■ Aim of the exercise: Output, unchanged, the lines of the items below that run from the line containing "menu-item-label: Import/Export [35, 303, 123, 319]" up to and including the line containing "menu-item-label: Access Tokens".

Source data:
____________________
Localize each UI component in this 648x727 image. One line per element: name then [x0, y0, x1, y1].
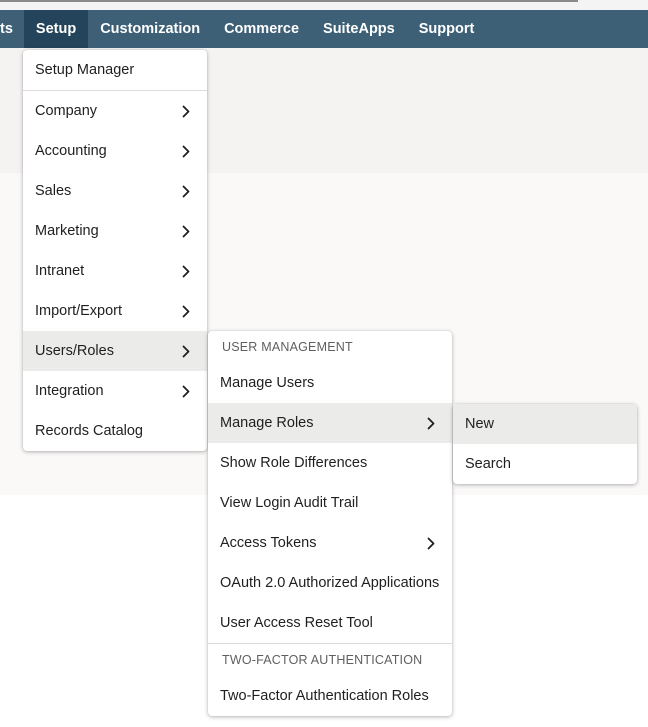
menu-item-label: Import/Export [35, 303, 123, 319]
menu-item-label: New [465, 416, 495, 432]
nav-item-suiteapps[interactable]: SuiteApps [311, 10, 407, 48]
menu-item-label: Show Role Differences [220, 455, 368, 471]
menu-item-label: OAuth 2.0 Authorized Applications [220, 575, 440, 591]
menu-item-label: Access Tokens [220, 535, 317, 551]
menu-item-setup-manager[interactable]: Setup Manager [23, 50, 207, 91]
menu-item-marketing[interactable]: Marketing [23, 211, 207, 251]
menu-item-label: User Access Reset Tool [220, 615, 373, 631]
chevron-right-icon [179, 91, 193, 131]
chevron-right-icon [179, 131, 193, 171]
menu-item-label: Manage Users [220, 375, 315, 391]
menu-item-integration[interactable]: Integration [23, 371, 207, 411]
menu-item-search-roles[interactable]: Search [453, 444, 637, 484]
menu-item-users-roles[interactable]: Users/Roles [23, 331, 207, 371]
menu-item-label: Setup Manager [35, 62, 135, 78]
menu-item-label: View Login Audit Trail [220, 495, 359, 511]
menu-item-company[interactable]: Company [23, 91, 207, 131]
chevron-right-icon [179, 211, 193, 251]
menu-item-two-factor-roles[interactable]: Two-Factor Authentication Roles [208, 676, 452, 716]
menu-item-label: Users/Roles [35, 343, 114, 359]
menu-item-label: Two-Factor Authentication Roles [220, 688, 429, 704]
chevron-right-icon [179, 331, 193, 371]
top-scroll-line [0, 0, 578, 2]
chevron-right-icon [179, 251, 193, 291]
menu-item-label: Accounting [35, 143, 107, 159]
chevron-right-icon [424, 523, 438, 563]
manage-roles-submenu: New Search [453, 404, 637, 484]
nav-item-partial[interactable]: ts [0, 10, 24, 48]
nav-item-customization[interactable]: Customization [88, 10, 212, 48]
chevron-right-icon [424, 403, 438, 443]
nav-item-support[interactable]: Support [407, 10, 487, 48]
menu-item-oauth-authorized-apps[interactable]: OAuth 2.0 Authorized Applications [208, 563, 452, 603]
menu-item-manage-roles[interactable]: Manage Roles [208, 403, 452, 443]
menu-item-import-export[interactable]: Import/Export [23, 291, 207, 331]
users-roles-submenu: USER MANAGEMENT Manage Users Manage Role… [208, 331, 452, 716]
chevron-right-icon [179, 371, 193, 411]
menu-item-label: Manage Roles [220, 415, 314, 431]
menu-item-user-access-reset-tool[interactable]: User Access Reset Tool [208, 603, 452, 643]
menu-item-label: Integration [35, 383, 104, 399]
menu-item-label: Marketing [35, 223, 99, 239]
main-navbar: ts Setup Customization Commerce SuiteApp… [0, 10, 648, 48]
menu-item-label: Company [35, 103, 98, 119]
chevron-right-icon [179, 291, 193, 331]
menu-item-sales[interactable]: Sales [23, 171, 207, 211]
nav-item-setup[interactable]: Setup [23, 10, 89, 48]
menu-item-manage-users[interactable]: Manage Users [208, 363, 452, 403]
menu-item-label: Sales [35, 183, 72, 199]
menu-item-label: Intranet [35, 263, 85, 279]
menu-item-intranet[interactable]: Intranet [23, 251, 207, 291]
menu-item-records-catalog[interactable]: Records Catalog [23, 411, 207, 451]
top-strip [0, 0, 648, 10]
nav-item-commerce[interactable]: Commerce [212, 10, 311, 48]
menu-item-label: Records Catalog [35, 423, 143, 439]
menu-item-show-role-differences[interactable]: Show Role Differences [208, 443, 452, 483]
menu-item-access-tokens[interactable]: Access Tokens [208, 523, 452, 563]
menu-item-view-login-audit-trail[interactable]: View Login Audit Trail [208, 483, 452, 523]
menu-item-new-role[interactable]: New [453, 404, 637, 444]
chevron-right-icon [179, 171, 193, 211]
section-header-user-management: USER MANAGEMENT [222, 340, 353, 354]
setup-menu: Setup Manager Company Accounting Sales M… [23, 50, 207, 451]
menu-item-label: Search [465, 456, 511, 472]
section-header-two-factor: TWO-FACTOR AUTHENTICATION [208, 643, 452, 676]
menu-item-accounting[interactable]: Accounting [23, 131, 207, 171]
____________________
■ Output for this exercise:
menu-item-label: Import/Export [35, 303, 123, 319]
menu-item-label: New [465, 416, 495, 432]
nav-item-suiteapps[interactable]: SuiteApps [311, 10, 407, 48]
menu-item-label: Show Role Differences [220, 455, 368, 471]
menu-item-label: OAuth 2.0 Authorized Applications [220, 575, 440, 591]
menu-item-label: Access Tokens [220, 535, 317, 551]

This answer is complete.